• Questions to answer:
(a) Decide whether each statement agrees with the Thunderbird attachment post below, answering yes or no and quoting the deciding words: (i) the attachment the author was trying to send was a PDF obtained from the Web; (ii) the attachment file name is percent-decoded before the "send" button is pressed; (iii) the content of the file the victim tries to attach affects which file is sent.
(b) Resume the Thunderbird attachment post below, continuing after its last sentence.

I’m using Thunderbird as my email client on a daily basis. Not that long ago I’ve been trying to send a PDF document, that I previously got from the Web, as an email attachment. To my surprise the normal drag’n’drop and send routine didn’t do it. A short glance at the filename made it obvious — the percent-encoded forward slashes (%2F) in the filename got in the way.
As probably most of you guys, I’m not spending my day fuzzing stuff, but, probably as most of you again, I’m bumping over a software glitch from time to time. Sometimes, when I’m in the mood, I’m poking the hole to see what happens.
And I was in the mood that day.
As it seems, when an email is glued together (after punching the "send" button), the attachment file name is percent-decoded. This way when trying to send a file attachment named something like this:
..%2F..%2F..%2F..%2F..%2FWINDOWS%2Fwinnt.bmp%00.txt
a victim will most likely end up sending a winnt.bmp file from their windows directory instead of what they actually intended to send. The actual content of a file that the victim is trying to attach is of course irrelevant.

• Stored items from a collection:

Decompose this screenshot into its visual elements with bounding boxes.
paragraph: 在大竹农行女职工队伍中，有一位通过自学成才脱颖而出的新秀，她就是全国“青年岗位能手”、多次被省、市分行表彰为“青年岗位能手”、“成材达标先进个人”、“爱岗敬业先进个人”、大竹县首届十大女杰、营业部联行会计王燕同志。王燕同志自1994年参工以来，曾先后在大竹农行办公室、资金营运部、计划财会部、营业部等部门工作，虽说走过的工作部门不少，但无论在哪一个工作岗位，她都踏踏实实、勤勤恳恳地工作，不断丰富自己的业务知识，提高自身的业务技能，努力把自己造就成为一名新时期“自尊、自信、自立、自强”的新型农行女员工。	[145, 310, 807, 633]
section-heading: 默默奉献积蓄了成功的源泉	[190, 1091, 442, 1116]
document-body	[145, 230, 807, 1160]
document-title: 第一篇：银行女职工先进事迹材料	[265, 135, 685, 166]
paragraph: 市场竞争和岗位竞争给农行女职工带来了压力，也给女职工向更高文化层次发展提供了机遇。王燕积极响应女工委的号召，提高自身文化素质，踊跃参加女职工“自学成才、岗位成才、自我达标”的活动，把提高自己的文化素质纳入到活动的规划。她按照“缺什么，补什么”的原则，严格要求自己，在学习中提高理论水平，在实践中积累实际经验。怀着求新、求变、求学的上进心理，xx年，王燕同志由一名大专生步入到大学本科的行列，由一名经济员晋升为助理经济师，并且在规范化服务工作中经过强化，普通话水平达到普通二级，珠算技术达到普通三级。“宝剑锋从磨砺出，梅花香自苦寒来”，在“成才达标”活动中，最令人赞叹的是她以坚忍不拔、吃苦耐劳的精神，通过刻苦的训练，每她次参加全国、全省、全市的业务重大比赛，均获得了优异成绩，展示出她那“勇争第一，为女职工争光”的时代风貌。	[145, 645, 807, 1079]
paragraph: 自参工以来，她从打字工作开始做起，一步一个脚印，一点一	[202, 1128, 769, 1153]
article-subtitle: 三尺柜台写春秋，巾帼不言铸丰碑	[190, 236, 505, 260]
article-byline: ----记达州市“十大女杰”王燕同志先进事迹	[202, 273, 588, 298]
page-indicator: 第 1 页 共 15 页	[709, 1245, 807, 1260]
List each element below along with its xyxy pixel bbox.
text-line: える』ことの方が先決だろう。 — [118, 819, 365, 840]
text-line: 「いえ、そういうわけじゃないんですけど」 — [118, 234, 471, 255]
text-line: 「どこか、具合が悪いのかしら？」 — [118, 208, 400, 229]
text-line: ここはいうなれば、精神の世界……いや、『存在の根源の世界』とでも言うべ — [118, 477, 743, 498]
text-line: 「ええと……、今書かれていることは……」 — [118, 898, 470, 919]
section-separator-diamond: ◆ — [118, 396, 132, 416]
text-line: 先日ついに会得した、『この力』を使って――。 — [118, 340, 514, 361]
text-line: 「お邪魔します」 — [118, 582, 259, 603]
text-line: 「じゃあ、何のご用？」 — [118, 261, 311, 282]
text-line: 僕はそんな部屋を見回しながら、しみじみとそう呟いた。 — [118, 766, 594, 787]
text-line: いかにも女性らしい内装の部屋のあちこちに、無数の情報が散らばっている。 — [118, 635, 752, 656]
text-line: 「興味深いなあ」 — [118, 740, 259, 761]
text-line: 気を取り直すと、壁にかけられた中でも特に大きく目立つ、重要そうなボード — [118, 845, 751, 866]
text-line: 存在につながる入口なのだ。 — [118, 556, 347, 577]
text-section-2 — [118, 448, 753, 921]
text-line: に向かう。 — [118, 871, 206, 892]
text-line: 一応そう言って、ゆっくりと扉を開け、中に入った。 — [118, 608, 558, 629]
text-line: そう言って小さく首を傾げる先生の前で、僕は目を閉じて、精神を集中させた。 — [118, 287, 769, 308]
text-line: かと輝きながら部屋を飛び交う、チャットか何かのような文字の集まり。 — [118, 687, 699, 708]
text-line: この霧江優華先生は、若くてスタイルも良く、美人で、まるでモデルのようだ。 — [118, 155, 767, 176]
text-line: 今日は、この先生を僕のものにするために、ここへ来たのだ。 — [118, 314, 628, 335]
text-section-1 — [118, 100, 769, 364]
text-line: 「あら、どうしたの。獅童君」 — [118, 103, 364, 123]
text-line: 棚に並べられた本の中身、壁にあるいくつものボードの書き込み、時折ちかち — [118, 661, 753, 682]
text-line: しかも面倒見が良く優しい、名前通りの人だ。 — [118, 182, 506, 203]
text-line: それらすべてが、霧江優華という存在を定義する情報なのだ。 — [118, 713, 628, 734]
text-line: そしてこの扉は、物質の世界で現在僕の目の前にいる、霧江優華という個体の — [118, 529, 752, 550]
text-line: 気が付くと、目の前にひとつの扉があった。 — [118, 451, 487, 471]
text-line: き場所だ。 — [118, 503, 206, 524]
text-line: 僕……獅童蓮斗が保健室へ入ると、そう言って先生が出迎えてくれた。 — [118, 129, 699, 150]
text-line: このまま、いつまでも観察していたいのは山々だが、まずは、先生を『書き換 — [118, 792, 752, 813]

• Answers by item number:
(a)
(i) Yes: "I’ve been trying to send a PDF document, that I previously got from the Web, as an email attachment."
(ii) No: "when an email is glued together (after punching the "send" button), the attachment file name is percent-decoded."
(iii) No: "The actual content of a file that the victim is trying to attach is of course irrelevant."

(b)
I wouldn’t be me if I left it at this. So, as an enhancement to the basic idea, we can add some more jumps to the upper directory to have better chance that we get to the root level of the file system:
..%2F..%2F..%2F..%2F..%2F..%2F..%2F..%2F..%2F..%2F..%2F
..%2F..%2F..%2F..%2F..%2F..%2F..%2F..%2F..%2F..%2F..%2F
..%2F..%2F..%2F..%2F..%2FWINDOWS%2Fwinnt.bmp
And to add some more fun we can, say, get ourselves someone's SAM file from the windows\repair directory:
..%2F..%2F..%2F..%2F..%2F..%2F..%2F..%2F..%2F..%2F..%2F
..%2F..%2F..%2F..%2F..%2F..%2F..%2F..%2F..%2F..%2F..%2F
..%2F..%2F..%2F..%2F..%2FWINDOWS%2Frepair%2Fsam%00.bmp
The .bmp extension ensures proper encoding of a binary file (I've been really impressed how perfectly the %00 gets its job done).
Finally we can do some obfuscation:
%2E%2E%2F%2E%2E%2F%2E%2E%2F%2E%2E%2F%2E%2E%2F%2E%2E%2F
%2E%2E%2F%2E%2E%2F%2E%2E%2F%2E%2E%2F%2E%2E%2F%57%49%4E
%44%4F%57%53%2F%72%65%70%61%69%72%2F%73%61%6D%00%.bmp
As for the severity of this flaw, it certainly couldn’t be called serious as 1) it takes a lot of user interaction (i.e. downloading the funny named file and then sending it as an attachment) and 2) an attacker needs to be able to sniff the sent email off the wire. I can think of some highly directed attacks under which this bug can potentially result in exploitable conditions, but my guess is that one would rather find an easier way to get the job done.
Even though it’s nothing serious this time, it gives us some food for thought. Firstly, there is no such thing as "we know this kind of bugs for ages and they don’t happen anymore". Secondly, a well thought over architecture, a robust coding framework and a proper code quality assurance shouldn’t be optional. And finally, you can never have enough of code quality assurance.